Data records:
════════

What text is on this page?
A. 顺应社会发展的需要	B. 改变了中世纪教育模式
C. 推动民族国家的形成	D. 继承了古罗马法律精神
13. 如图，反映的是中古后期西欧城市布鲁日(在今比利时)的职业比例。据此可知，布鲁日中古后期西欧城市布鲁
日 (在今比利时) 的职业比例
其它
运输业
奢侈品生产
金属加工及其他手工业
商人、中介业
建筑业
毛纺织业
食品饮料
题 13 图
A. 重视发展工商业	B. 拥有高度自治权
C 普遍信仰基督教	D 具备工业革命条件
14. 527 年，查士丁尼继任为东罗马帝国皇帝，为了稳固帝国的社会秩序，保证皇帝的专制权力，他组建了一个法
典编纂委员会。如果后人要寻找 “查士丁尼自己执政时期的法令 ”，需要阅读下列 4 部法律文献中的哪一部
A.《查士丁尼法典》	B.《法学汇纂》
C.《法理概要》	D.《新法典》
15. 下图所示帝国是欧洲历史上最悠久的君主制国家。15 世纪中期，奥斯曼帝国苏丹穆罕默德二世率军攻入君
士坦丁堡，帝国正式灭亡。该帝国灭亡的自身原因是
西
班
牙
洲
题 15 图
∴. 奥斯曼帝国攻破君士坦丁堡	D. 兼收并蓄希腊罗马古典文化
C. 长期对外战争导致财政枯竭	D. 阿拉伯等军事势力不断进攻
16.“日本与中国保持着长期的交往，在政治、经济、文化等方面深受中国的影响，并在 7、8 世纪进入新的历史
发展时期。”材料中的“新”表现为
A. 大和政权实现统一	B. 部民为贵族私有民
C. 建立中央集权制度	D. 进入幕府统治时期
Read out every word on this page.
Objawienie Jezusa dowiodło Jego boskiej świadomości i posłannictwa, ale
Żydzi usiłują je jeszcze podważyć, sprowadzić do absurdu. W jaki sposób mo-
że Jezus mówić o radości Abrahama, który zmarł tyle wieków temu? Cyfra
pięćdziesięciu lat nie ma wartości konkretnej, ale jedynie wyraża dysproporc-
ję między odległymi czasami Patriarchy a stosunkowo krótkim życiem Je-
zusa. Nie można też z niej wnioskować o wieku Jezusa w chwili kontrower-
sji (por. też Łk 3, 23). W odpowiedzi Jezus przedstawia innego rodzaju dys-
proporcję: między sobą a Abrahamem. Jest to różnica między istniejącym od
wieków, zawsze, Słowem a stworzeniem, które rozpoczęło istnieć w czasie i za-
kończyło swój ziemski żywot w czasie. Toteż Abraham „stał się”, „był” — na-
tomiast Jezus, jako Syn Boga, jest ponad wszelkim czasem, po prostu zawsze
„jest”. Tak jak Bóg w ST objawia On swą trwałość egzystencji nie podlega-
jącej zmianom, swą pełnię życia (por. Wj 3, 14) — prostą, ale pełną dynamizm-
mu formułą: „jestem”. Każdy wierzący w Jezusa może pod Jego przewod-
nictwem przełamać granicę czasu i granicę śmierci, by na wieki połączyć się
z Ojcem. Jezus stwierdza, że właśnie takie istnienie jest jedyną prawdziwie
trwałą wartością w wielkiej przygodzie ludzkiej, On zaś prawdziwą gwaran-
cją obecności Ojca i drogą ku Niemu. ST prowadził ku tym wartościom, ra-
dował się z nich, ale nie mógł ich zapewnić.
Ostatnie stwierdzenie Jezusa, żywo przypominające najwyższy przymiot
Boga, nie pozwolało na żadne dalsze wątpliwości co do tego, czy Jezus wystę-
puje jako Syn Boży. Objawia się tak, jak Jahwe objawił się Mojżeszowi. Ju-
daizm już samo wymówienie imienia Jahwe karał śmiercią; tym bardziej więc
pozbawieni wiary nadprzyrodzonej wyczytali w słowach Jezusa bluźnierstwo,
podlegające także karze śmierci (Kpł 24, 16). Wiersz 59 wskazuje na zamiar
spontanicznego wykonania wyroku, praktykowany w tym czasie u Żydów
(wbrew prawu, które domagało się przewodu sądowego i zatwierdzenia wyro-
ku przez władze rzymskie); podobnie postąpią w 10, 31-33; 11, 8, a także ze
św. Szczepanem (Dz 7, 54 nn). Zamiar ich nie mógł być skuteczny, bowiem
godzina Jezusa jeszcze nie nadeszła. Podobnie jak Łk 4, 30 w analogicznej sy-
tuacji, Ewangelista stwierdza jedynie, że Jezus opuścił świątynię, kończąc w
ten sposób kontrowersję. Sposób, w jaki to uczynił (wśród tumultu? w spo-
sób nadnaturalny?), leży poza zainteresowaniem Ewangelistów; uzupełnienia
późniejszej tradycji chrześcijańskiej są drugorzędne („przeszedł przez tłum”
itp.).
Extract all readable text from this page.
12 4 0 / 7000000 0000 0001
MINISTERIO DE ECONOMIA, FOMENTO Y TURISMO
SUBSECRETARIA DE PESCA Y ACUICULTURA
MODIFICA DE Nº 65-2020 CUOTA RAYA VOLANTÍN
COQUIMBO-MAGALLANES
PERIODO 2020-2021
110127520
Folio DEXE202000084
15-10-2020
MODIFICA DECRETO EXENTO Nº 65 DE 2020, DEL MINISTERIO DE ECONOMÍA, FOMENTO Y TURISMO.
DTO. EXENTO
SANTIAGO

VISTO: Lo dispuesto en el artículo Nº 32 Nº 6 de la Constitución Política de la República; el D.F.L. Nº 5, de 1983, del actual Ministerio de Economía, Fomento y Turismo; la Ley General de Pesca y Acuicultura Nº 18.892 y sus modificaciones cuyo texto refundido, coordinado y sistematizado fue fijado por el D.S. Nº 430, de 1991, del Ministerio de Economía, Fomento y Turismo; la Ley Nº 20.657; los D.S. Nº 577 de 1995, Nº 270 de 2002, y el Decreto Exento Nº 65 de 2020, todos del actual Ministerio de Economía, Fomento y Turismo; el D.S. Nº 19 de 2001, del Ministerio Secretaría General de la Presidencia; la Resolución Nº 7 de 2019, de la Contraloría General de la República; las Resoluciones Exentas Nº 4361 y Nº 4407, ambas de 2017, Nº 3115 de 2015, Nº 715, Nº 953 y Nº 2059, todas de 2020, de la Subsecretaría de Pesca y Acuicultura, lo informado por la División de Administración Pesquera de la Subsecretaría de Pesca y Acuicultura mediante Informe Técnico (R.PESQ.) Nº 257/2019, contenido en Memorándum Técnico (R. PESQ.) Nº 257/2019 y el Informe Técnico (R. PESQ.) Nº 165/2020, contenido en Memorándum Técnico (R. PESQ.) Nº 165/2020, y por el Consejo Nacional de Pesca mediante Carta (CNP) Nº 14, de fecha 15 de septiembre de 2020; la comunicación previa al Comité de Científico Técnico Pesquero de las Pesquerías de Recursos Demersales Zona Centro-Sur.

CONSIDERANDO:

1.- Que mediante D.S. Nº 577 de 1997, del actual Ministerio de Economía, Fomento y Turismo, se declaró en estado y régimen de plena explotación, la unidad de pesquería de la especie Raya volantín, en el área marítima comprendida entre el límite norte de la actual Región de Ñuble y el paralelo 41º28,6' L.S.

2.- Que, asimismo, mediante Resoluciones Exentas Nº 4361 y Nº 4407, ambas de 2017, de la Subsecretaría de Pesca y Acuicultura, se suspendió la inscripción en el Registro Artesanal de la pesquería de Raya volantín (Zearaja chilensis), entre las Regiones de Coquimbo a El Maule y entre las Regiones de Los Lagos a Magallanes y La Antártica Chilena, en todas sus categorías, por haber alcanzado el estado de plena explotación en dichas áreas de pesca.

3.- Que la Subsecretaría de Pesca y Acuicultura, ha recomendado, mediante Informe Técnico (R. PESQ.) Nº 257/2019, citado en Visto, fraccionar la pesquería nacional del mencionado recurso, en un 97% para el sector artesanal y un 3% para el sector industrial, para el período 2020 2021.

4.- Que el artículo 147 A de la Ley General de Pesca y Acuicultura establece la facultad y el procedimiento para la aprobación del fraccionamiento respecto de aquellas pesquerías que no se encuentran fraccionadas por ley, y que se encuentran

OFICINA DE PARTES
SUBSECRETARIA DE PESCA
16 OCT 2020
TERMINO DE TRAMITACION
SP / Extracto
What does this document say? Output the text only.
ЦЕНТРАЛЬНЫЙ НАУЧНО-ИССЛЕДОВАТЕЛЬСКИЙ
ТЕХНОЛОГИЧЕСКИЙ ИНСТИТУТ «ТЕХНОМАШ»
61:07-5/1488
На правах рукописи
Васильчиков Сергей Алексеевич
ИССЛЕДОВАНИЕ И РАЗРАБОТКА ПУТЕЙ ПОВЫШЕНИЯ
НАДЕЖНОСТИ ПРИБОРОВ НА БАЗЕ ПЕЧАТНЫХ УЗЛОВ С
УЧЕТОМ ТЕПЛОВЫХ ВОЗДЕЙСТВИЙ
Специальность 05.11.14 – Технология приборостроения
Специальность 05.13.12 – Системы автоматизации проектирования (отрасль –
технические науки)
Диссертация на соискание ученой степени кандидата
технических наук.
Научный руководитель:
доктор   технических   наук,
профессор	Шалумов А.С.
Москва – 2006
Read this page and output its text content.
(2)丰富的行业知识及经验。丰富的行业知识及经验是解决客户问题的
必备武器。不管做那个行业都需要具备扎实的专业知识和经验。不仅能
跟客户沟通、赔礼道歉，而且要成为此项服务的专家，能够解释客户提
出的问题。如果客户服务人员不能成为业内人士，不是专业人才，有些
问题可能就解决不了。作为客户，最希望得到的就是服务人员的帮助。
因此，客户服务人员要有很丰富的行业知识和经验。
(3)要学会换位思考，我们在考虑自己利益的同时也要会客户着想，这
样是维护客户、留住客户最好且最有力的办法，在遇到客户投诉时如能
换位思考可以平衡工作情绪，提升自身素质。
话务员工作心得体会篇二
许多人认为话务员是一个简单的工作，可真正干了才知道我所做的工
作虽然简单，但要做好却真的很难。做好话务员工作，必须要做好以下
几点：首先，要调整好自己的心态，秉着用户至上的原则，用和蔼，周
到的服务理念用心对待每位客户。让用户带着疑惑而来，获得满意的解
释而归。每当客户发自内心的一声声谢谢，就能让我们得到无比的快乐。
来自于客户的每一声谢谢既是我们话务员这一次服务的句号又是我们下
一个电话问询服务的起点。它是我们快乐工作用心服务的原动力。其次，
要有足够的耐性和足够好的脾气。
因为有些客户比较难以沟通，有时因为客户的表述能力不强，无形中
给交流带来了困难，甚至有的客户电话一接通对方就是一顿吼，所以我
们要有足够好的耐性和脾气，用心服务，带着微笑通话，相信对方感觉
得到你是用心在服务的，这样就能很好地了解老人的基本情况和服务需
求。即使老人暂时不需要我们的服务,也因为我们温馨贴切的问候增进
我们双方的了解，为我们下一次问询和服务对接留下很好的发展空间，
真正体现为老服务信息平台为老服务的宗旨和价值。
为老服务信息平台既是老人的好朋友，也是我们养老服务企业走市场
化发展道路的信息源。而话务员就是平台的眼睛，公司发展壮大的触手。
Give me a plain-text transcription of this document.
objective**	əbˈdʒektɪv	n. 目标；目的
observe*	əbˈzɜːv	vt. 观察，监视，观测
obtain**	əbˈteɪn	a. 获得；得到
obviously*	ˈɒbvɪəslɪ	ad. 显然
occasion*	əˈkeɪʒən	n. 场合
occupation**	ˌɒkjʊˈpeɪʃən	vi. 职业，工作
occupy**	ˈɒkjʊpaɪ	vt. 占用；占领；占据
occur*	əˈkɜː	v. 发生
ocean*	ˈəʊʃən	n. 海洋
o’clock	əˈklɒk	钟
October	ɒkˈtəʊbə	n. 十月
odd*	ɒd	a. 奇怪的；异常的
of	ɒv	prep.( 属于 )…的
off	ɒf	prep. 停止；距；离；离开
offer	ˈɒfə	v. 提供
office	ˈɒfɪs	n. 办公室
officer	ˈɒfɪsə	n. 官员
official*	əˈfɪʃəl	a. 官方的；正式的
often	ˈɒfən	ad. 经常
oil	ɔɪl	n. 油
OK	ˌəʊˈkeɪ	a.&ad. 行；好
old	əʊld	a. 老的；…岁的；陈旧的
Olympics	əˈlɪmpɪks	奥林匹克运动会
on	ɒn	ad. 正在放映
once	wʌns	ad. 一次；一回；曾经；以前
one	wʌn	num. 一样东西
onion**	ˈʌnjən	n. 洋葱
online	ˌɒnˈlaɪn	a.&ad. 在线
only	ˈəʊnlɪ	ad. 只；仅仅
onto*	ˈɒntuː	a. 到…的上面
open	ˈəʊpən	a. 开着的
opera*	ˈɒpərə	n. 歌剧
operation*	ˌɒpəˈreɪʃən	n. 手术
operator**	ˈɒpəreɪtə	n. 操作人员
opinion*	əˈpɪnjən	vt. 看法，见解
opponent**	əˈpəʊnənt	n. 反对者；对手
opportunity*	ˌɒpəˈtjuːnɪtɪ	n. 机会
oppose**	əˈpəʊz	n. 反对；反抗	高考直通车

════════

Copy out every line in the entries above that holds "Boga".

tomiast Jezus, jako Syn Boga, jest ponad wszelkim czasem, po prostu zawsze
Boga, nie pozwolało na żadne dalsze wątpliwości co do tego, czy Jezus wystę-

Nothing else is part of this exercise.